[Entries from a visual dataset]
□ □ □ □ □

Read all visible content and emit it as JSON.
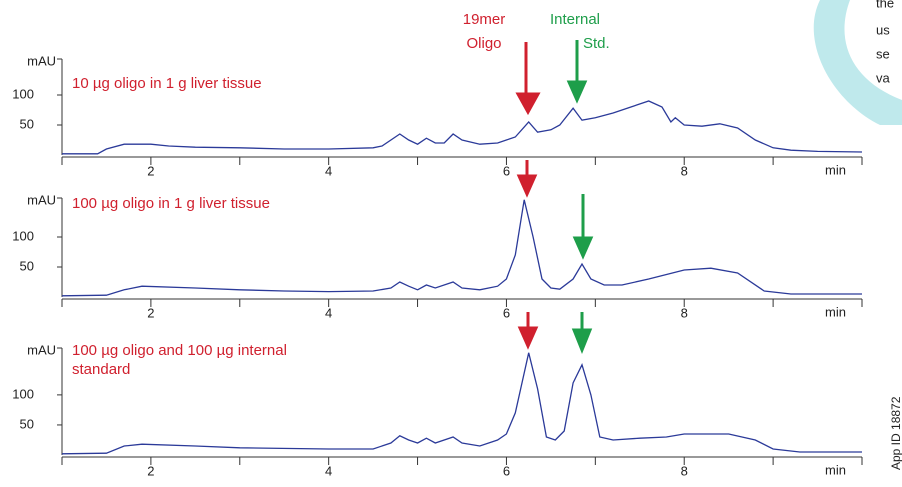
{
  "chart_data": [
    {
      "type": "line",
      "annotation": [
        "10 µg oligo in 1 g liver tissue"
      ],
      "ylabel": "mAU",
      "xlabel": "min",
      "color": "#2b3a99",
      "x": [
        1.0,
        1.4,
        1.5,
        1.7,
        2.0,
        2.2,
        2.5,
        3.0,
        3.5,
        4.0,
        4.5,
        4.6,
        4.8,
        4.9,
        5.0,
        5.1,
        5.2,
        5.3,
        5.4,
        5.5,
        5.7,
        5.9,
        6.0,
        6.1,
        6.25,
        6.35,
        6.5,
        6.6,
        6.75,
        6.85,
        7.0,
        7.2,
        7.4,
        7.6,
        7.75,
        7.85,
        7.9,
        8.0,
        8.2,
        8.4,
        8.6,
        8.8,
        9.0,
        9.2,
        9.5,
        10.0
      ],
      "values": [
        2,
        2,
        10,
        18,
        18,
        15,
        13,
        12,
        10,
        10,
        12,
        15,
        35,
        25,
        18,
        28,
        20,
        20,
        35,
        25,
        18,
        20,
        25,
        30,
        55,
        38,
        42,
        50,
        78,
        58,
        62,
        70,
        80,
        90,
        80,
        55,
        62,
        50,
        48,
        52,
        45,
        25,
        12,
        8,
        6,
        5
      ],
      "xlim": [
        1,
        10
      ],
      "xticks": [
        2,
        4,
        6,
        8
      ],
      "xminorticks": [
        3,
        5,
        7,
        9
      ],
      "ylim": [
        0,
        160
      ],
      "yticks": [
        50,
        100
      ]
    },
    {
      "type": "line",
      "annotation": [
        "100 µg oligo in 1 g liver tissue"
      ],
      "ylabel": "mAU",
      "xlabel": "min",
      "color": "#2b3a99",
      "x": [
        1.0,
        1.5,
        1.7,
        1.9,
        2.5,
        3.0,
        3.5,
        4.0,
        4.5,
        4.7,
        4.8,
        4.9,
        5.0,
        5.1,
        5.2,
        5.4,
        5.5,
        5.7,
        5.9,
        6.0,
        6.1,
        6.2,
        6.3,
        6.4,
        6.5,
        6.6,
        6.75,
        6.85,
        6.95,
        7.1,
        7.3,
        7.6,
        8.0,
        8.3,
        8.6,
        8.9,
        9.2,
        10.0
      ],
      "values": [
        2,
        3,
        12,
        18,
        15,
        12,
        10,
        9,
        10,
        15,
        25,
        18,
        12,
        20,
        15,
        25,
        15,
        12,
        18,
        30,
        70,
        162,
        100,
        30,
        15,
        13,
        30,
        55,
        30,
        20,
        20,
        30,
        45,
        48,
        40,
        10,
        5,
        5
      ],
      "xlim": [
        1,
        10
      ],
      "xticks": [
        2,
        4,
        6,
        8
      ],
      "xminorticks": [
        3,
        5,
        7,
        9
      ],
      "ylim": [
        0,
        165
      ],
      "yticks": [
        50,
        100
      ]
    },
    {
      "type": "line",
      "annotation": [
        "100 µg oligo and 100 µg internal",
        "standard"
      ],
      "ylabel": "mAU",
      "xlabel": "min",
      "color": "#2b3a99",
      "x": [
        1.0,
        1.5,
        1.7,
        1.9,
        2.5,
        3.0,
        4.0,
        4.5,
        4.7,
        4.8,
        4.9,
        5.0,
        5.1,
        5.2,
        5.4,
        5.5,
        5.7,
        5.9,
        6.0,
        6.1,
        6.25,
        6.35,
        6.45,
        6.55,
        6.65,
        6.75,
        6.85,
        6.95,
        7.05,
        7.2,
        7.5,
        7.8,
        8.0,
        8.5,
        8.8,
        9.0,
        9.3,
        10.0
      ],
      "values": [
        2,
        3,
        15,
        18,
        15,
        12,
        10,
        10,
        20,
        32,
        25,
        20,
        28,
        20,
        30,
        20,
        15,
        25,
        35,
        70,
        170,
        110,
        30,
        25,
        40,
        120,
        150,
        100,
        30,
        25,
        28,
        30,
        35,
        35,
        25,
        10,
        5,
        5
      ],
      "xlim": [
        1,
        10
      ],
      "xticks": [
        2,
        4,
        6,
        8
      ],
      "xminorticks": [
        3,
        5,
        7,
        9
      ],
      "ylim": [
        0,
        178
      ],
      "yticks": [
        50,
        100
      ]
    }
  ],
  "peak_labels": {
    "oligo": [
      "19mer",
      "Oligo"
    ],
    "internal": [
      "Internal",
      "Std."
    ]
  },
  "side_text": [
    "the",
    "us",
    "se",
    "va"
  ],
  "app_id": "App ID 18872"
}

□ □ □ □ □

WRITTEN REQUEST —
Report how many lines in the data include the word "tissue", and give nothing but the count.

EXERCISE RESULT —
2